- Things to do
[1] Answer these questions from the post on over-optimization.
(a) How many lessons does the "How to Fail" post contain?
(b) Who is thanked for the thought of condensing the lessons?
(c) What do we regularly do even though we are usually wrong at predicting the future?
[2] Revise the post on over-optimization from the words "With so much" through "for the thought)", putting "useful" in place of "valuable".
[3] Write what comes next in the post on over-optimization.

====== Document extract

With so much interest in the “How to Fail: 25 Secrets Learned through Failure” post, I thought it would be valuable to revisit the lessons to point out underlying themes. Perhaps eventually we’ll be able to condense the twenty-five lessons (thanks for Matt for the thought)

One of the core lessons behind “How to Fail” concerns our quest for optimization; we regularly grossly misjudge the costs and benefits of attempting to optimize our decisions. We use too much data, spend too much time planning and misjudge the opportunity costs of optimization. We regularly analyze data, structure decisions and make plans without benchmarking our past decision-making processes and results. We spend too much time answering the questions we know and too little time considering what questions we aren’t asking. Far too often we make unrealistic and unpractical attempts to foresee the future; even worse is that we create create plans without the flexibility to make easy changes or the redundancy to survive.

We regularly over-optimize even though we are usually wrong at predicting the future; and we attempt it again, and again, and again.

============
====== Provided material

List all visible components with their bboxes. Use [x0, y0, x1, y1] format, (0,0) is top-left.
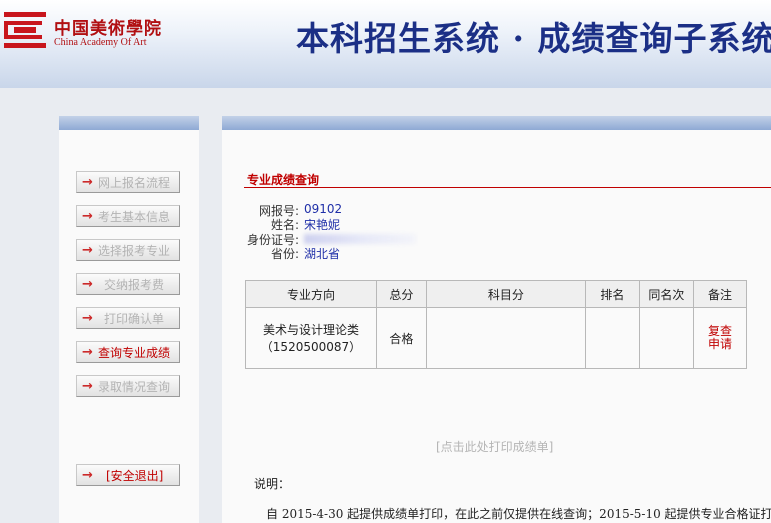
sidebar-item-online-registration-process[interactable]: → 网上报名流程: [76, 171, 180, 193]
sidebar-item-query-scores[interactable]: → 查询专业成绩: [76, 341, 180, 363]
arrow-right-icon: →: [82, 467, 93, 483]
sidebar-item-candidate-info[interactable]: → 考生基本信息: [76, 205, 180, 227]
arrow-right-icon: →: [82, 174, 93, 190]
arrow-right-icon: →: [82, 344, 93, 360]
reg-no-value: 09102: [304, 202, 343, 216]
col-header-same-rank: 同名次: [638, 280, 694, 308]
system-title: 本科招生系统 · 成绩查询子系统: [296, 19, 771, 58]
cell-major: 美术与设计理论类 （1520500087）: [245, 307, 377, 369]
sidebar-item-label: 查询专业成绩: [98, 345, 171, 360]
sidebar-item-label: 录取情况查询: [98, 379, 171, 394]
name-value: 宋艳妮: [304, 218, 341, 232]
sidebar-item-admission-status[interactable]: → 录取情况查询: [76, 375, 180, 397]
sidebar-item-label: 打印确认单: [104, 311, 165, 326]
note-text: 自 2015-4-30 起提供成绩单打印，在此之前仅提供在线查询；2015-5-…: [266, 507, 771, 521]
sidebar-item-label: 选择报考专业: [98, 243, 171, 258]
arrow-right-icon: →: [82, 208, 93, 224]
arrow-right-icon: →: [82, 276, 93, 292]
academy-name-cn: 中国美術學院: [54, 19, 162, 39]
recheck-request-link[interactable]: 复查申请: [707, 325, 733, 351]
print-score-sheet-link[interactable]: [点击此处打印成绩单]: [436, 438, 553, 455]
sidebar-item-label: 交纳报考费: [104, 277, 165, 292]
col-header-rank: 排名: [584, 280, 640, 308]
cell-subjects: [425, 307, 586, 369]
sidebar-item-choose-major[interactable]: → 选择报考专业: [76, 239, 180, 261]
sidebar: → 网上报名流程 → 考生基本信息 → 选择报考专业 → 交纳报考费 → 打印确…: [59, 116, 199, 523]
col-header-major: 专业方向: [245, 280, 377, 308]
section-divider: [244, 187, 771, 188]
cell-remark: 复查申请: [692, 307, 748, 369]
main-header-bar: [222, 116, 771, 130]
sidebar-item-label: 网上报名流程: [98, 175, 171, 190]
sidebar-item-print-confirmation[interactable]: → 打印确认单: [76, 307, 180, 329]
main-panel: 专业成绩查询 网报号: 09102 姓名: 宋艳妮 身份证号: 省份: 湖北省 …: [222, 116, 771, 523]
academy-name-en: China Academy Of Art: [54, 37, 147, 48]
col-header-total: 总分: [375, 280, 427, 308]
page-header: 中国美術學院 China Academy Of Art 本科招生系统 · 成绩查…: [0, 0, 771, 88]
sidebar-header-bar: [59, 116, 199, 130]
province-label: 省份:: [270, 247, 299, 261]
major-code: （1520500087）: [260, 340, 362, 354]
arrow-right-icon: →: [82, 242, 93, 258]
arrow-right-icon: →: [82, 378, 93, 394]
cell-total: 合格: [375, 307, 427, 369]
score-table: 专业方向 总分 科目分 排名 同名次 备注 美术与设计理论类 （15205000…: [245, 280, 748, 369]
logout-label: [安全退出]: [106, 468, 164, 483]
table-row: 美术与设计理论类 （1520500087） 合格 复查申请: [245, 307, 748, 369]
major-name: 美术与设计理论类: [262, 323, 359, 337]
province-value: 湖北省: [304, 247, 341, 261]
table-header-row: 专业方向 总分 科目分 排名 同名次 备注: [245, 280, 748, 308]
section-title: 专业成绩查询: [247, 173, 320, 187]
col-header-remark: 备注: [692, 280, 748, 308]
logout-button[interactable]: → [安全退出]: [76, 464, 180, 486]
cell-same-rank: [638, 307, 694, 369]
academy-logo-icon: [4, 12, 46, 48]
arrow-right-icon: →: [82, 310, 93, 326]
col-header-subjects: 科目分: [425, 280, 586, 308]
sidebar-item-pay-fee[interactable]: → 交纳报考费: [76, 273, 180, 295]
note-title: 说明：: [254, 477, 291, 491]
sidebar-item-label: 考生基本信息: [98, 209, 171, 224]
cell-rank: [584, 307, 640, 369]
id-number-redacted: [304, 234, 416, 244]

============

- Answers provided
[1]
(a) Twenty-five.
(b) Matt.
(c) We over-optimize.

[2]
With so much interest in the “How to Fail: 25 Secrets Learned through Failure” post, I thought it would be useful to revisit the lessons to point out underlying themes. Perhaps eventually we’ll be able to condense the twenty-five lessons (thanks for Matt for the thought)

[3]
We are seeing the results of over-optimization crop up in the current economic environment: over-leveraged businesses, over-leveraged consumers, short term decisions and quarterly-focused profit maximization, all shaped by our incentives to optimize and the timing misalignments between risks and rewards. [1] Our attempts at local maximization create global minimization.

Can we develop better guides and practices to help us identify over-optimization? Can we learn from our mistakes?

I’m trying to learn from my mistakes and heed my own twenty-five lessons. In your experiences, what would be your #26?

[1] I’m not saying it’s the ultimate cause, just one of the factors….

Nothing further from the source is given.